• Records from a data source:
........

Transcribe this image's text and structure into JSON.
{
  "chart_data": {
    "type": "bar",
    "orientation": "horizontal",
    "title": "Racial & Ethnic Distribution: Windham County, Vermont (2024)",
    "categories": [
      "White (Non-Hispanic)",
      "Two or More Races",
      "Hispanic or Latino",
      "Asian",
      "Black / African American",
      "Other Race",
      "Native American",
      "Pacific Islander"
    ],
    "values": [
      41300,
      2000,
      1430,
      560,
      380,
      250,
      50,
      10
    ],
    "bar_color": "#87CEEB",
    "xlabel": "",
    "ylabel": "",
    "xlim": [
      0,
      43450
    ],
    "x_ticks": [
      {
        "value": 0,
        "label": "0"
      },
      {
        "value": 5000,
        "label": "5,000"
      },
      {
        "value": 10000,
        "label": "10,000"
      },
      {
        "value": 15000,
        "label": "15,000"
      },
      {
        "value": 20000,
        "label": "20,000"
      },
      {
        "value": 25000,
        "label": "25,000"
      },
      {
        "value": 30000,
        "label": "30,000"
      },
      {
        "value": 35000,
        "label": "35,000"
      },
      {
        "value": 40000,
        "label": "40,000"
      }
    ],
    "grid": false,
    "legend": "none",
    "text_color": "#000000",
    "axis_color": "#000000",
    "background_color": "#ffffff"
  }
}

........

• Task to complete:
Retype all the material above precisely, with no line left out.

• Solution for this task:
Transcribe this image's text and structure into JSON.
{
  "chart_data": {
    "type": "bar",
    "orientation": "horizontal",
    "title": "Racial & Ethnic Distribution: Windham County, Vermont (2024)",
    "categories": [
      "White (Non-Hispanic)",
      "Two or More Races",
      "Hispanic or Latino",
      "Asian",
      "Black / African American",
      "Other Race",
      "Native American",
      "Pacific Islander"
    ],
    "values": [
      41300,
      2000,
      1430,
      560,
      380,
      250,
      50,
      10
    ],
    "bar_color": "#87CEEB",
    "xlabel": "",
    "ylabel": "",
    "xlim": [
      0,
      43450
    ],
    "x_ticks": [
      {
        "value": 0,
        "label": "0"
      },
      {
        "value": 5000,
        "label": "5,000"
      },
      {
        "value": 10000,
        "label": "10,000"
      },
      {
        "value": 15000,
        "label": "15,000"
      },
      {
        "value": 20000,
        "label": "20,000"
      },
      {
        "value": 25000,
        "label": "25,000"
      },
      {
        "value": 30000,
        "label": "30,000"
      },
      {
        "value": 35000,
        "label": "35,000"
      },
      {
        "value": 40000,
        "label": "40,000"
      }
    ],
    "grid": false,
    "legend": "none",
    "text_color": "#000000",
    "axis_color": "#000000",
    "background_color": "#ffffff"
  }
}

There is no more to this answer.